__Data__

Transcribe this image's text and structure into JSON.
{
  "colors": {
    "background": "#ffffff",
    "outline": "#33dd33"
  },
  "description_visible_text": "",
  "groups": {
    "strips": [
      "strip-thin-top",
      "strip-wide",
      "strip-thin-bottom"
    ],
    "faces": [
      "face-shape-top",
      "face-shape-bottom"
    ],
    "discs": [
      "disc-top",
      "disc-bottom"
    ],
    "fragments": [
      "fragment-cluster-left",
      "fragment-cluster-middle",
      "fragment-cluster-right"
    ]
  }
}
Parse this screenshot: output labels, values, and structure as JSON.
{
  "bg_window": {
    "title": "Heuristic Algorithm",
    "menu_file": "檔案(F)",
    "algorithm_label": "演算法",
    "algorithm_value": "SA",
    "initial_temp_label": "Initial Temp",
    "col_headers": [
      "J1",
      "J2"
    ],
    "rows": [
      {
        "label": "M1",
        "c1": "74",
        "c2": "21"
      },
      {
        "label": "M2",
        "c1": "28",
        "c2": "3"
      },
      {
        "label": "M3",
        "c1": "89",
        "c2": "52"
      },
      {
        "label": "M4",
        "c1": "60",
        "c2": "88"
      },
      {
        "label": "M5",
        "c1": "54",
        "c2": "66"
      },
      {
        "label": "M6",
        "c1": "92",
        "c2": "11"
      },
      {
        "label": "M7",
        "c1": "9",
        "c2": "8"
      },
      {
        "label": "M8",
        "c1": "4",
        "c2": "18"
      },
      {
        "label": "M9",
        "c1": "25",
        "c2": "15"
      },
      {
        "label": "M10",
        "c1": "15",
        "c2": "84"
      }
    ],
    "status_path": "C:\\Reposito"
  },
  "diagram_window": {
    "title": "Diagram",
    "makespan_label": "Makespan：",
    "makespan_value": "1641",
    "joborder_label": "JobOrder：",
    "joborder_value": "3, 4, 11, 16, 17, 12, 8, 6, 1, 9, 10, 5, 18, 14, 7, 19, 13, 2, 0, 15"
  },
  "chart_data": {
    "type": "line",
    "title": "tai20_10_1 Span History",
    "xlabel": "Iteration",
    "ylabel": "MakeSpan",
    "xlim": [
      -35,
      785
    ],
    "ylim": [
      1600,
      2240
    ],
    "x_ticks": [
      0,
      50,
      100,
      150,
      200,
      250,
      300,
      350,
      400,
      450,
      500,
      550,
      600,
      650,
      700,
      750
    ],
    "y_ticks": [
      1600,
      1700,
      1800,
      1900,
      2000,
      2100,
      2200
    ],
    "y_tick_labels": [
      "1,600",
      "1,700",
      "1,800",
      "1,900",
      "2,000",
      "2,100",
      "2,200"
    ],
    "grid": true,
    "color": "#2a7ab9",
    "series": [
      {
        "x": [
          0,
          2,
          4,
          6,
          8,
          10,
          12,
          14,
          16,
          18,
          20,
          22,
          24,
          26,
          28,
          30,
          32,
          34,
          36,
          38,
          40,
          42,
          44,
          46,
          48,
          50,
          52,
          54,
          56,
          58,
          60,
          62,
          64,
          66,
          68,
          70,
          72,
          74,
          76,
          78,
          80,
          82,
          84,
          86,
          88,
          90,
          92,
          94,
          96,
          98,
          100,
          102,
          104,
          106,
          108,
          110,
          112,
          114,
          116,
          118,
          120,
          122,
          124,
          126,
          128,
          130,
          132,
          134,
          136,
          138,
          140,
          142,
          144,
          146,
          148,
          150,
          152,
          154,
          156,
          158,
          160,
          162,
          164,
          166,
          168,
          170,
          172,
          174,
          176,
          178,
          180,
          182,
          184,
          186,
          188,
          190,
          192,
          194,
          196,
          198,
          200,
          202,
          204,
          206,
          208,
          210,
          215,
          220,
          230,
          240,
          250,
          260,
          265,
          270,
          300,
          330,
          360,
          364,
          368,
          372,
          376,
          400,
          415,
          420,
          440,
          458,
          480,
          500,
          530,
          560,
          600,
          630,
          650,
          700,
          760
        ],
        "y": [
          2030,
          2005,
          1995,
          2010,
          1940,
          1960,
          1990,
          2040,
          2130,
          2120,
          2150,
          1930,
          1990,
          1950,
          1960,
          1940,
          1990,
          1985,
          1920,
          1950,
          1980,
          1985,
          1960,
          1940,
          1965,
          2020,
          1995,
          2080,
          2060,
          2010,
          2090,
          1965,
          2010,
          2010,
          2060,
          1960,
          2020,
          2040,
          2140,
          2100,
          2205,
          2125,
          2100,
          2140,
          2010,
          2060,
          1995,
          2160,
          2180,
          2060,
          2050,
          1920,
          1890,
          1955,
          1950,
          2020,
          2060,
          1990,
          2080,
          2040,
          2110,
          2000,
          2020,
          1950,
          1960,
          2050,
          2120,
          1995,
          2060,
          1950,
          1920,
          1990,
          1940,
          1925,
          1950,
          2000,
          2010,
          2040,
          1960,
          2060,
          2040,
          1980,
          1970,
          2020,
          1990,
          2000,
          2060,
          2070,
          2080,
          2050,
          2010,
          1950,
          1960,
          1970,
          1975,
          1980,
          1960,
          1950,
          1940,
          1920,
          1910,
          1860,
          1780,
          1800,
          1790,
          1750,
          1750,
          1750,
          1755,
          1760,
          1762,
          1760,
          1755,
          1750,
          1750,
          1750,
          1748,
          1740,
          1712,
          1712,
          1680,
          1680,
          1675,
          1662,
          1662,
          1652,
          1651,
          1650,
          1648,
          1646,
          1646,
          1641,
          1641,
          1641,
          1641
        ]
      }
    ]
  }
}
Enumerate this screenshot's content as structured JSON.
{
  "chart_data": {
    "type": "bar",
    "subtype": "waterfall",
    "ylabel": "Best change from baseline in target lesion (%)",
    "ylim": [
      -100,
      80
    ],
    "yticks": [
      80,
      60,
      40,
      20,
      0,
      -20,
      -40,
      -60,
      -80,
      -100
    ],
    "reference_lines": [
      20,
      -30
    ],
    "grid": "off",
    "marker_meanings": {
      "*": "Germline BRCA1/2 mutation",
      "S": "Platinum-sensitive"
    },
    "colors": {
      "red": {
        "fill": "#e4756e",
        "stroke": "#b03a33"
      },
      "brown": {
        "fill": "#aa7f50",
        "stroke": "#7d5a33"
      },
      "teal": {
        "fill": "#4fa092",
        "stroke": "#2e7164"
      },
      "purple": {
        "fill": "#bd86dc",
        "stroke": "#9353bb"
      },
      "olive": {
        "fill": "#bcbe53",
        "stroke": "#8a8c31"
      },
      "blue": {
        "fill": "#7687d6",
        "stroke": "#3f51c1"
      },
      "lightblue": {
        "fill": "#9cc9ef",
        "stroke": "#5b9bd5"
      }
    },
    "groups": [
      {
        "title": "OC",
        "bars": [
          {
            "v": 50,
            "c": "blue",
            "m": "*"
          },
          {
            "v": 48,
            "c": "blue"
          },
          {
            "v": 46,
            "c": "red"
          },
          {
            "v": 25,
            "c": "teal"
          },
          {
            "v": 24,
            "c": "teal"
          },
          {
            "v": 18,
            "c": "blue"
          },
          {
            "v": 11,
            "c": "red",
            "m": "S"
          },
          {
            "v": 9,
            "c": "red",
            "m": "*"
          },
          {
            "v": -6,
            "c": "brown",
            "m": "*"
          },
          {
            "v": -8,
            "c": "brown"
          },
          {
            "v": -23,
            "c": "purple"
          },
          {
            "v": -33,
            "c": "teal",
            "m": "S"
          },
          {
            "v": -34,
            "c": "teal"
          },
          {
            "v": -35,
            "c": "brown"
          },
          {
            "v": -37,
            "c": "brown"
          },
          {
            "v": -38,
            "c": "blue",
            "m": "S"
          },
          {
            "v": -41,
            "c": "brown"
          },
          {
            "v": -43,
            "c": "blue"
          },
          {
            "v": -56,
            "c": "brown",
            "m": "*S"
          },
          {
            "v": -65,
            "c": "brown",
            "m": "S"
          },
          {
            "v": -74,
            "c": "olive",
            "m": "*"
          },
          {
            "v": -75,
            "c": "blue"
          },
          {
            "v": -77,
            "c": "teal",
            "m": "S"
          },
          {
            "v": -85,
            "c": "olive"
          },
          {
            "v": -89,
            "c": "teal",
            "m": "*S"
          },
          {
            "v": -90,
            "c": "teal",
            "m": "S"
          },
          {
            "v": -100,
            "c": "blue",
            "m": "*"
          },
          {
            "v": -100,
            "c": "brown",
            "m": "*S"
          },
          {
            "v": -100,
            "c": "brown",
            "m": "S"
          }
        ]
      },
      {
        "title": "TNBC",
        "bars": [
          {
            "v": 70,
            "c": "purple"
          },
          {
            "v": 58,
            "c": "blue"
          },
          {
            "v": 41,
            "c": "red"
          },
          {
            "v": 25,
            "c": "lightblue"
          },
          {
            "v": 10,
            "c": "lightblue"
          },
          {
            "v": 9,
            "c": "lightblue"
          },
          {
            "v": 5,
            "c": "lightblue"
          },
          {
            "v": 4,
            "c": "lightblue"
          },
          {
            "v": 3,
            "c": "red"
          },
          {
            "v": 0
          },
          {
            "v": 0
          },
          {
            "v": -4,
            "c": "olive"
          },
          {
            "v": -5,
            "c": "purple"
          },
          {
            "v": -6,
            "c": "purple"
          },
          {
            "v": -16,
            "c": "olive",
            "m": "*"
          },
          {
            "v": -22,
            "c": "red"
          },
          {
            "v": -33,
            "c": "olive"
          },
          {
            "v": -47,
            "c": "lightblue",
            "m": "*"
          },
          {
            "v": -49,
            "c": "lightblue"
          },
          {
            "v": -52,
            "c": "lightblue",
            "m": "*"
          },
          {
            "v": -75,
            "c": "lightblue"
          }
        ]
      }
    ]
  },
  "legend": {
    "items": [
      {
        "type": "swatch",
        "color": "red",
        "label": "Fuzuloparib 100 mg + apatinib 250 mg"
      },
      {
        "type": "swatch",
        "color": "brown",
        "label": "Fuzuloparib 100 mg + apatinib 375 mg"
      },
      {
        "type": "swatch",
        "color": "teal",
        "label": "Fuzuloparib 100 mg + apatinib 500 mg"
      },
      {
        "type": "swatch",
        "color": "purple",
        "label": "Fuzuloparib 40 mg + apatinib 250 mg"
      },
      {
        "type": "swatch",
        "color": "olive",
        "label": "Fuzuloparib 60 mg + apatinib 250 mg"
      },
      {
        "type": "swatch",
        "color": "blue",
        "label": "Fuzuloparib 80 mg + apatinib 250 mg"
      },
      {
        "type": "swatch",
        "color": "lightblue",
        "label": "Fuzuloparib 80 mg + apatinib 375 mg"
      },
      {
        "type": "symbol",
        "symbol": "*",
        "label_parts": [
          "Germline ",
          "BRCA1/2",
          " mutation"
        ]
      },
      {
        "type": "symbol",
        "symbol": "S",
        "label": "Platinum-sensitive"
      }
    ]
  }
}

__Set task__
Return from the data every line that holds "JSON".

__Response to the exercise__
Transcribe this image's text and structure into JSON.
Parse this screenshot: output labels, values, and structure as JSON.
Enumerate this screenshot's content as structured JSON.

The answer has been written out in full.